§ **WHAT THE EXERCISE ASKS**:
Reply with one number: the count of lines in the records below that hold "factors".

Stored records
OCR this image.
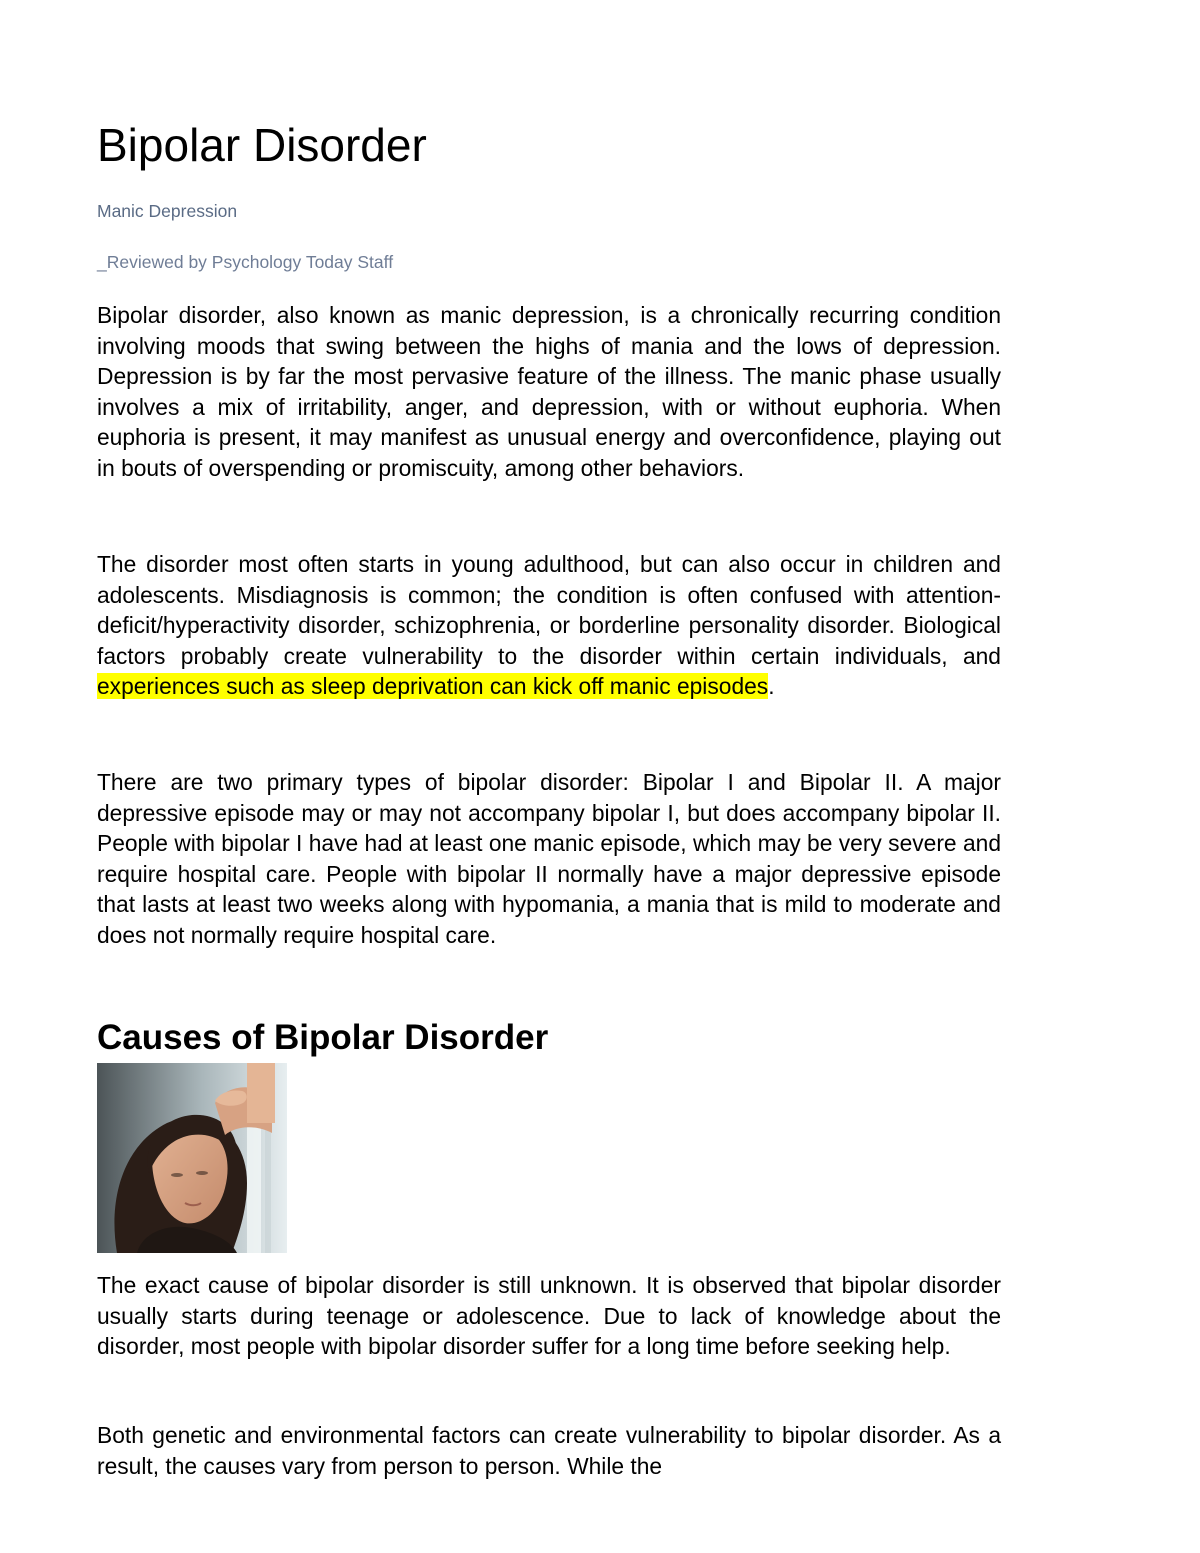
Bipolar Disorder

Manic Depression

_Reviewed by Psychology Today Staff

Bipolar disorder, also known as manic depression, is a chronically recurring condition involving moods that swing between the highs of mania and the lows of depression. Depression is by far the most pervasive feature of the illness. The manic phase usually involves a mix of irritability, anger, and depression, with or without euphoria. When euphoria is present, it may manifest as unusual energy and overconfidence, playing out in bouts of overspending or promiscuity, among other behaviors.

The disorder most often starts in young adulthood, but can also occur in children and adolescents. Misdiagnosis is common; the condition is often confused with attention-deficit/hyperactivity disorder, schizophrenia, or borderline personality disorder. Biological factors probably create vulnerability to the disorder within certain individuals, and experiences such as sleep deprivation can kick off manic episodes.

There are two primary types of bipolar disorder: Bipolar I and Bipolar II. A major depressive episode may or may not accompany bipolar I, but does accompany bipolar II. People with bipolar I have had at least one manic episode, which may be very severe and require hospital care. People with bipolar II normally have a major depressive episode that lasts at least two weeks along with hypomania, a mania that is mild to moderate and does not normally require hospital care.

Causes of Bipolar Disorder

The exact cause of bipolar disorder is still unknown. It is observed that bipolar disorder usually starts during teenage or adolescence. Due to lack of knowledge about the disorder, most people with bipolar disorder suffer for a long time before seeking help.

Both genetic and environmental factors can create vulnerability to bipolar disorder. As a result, the causes vary from person to person. While the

§ **EXERCISE SOLUTION**:
2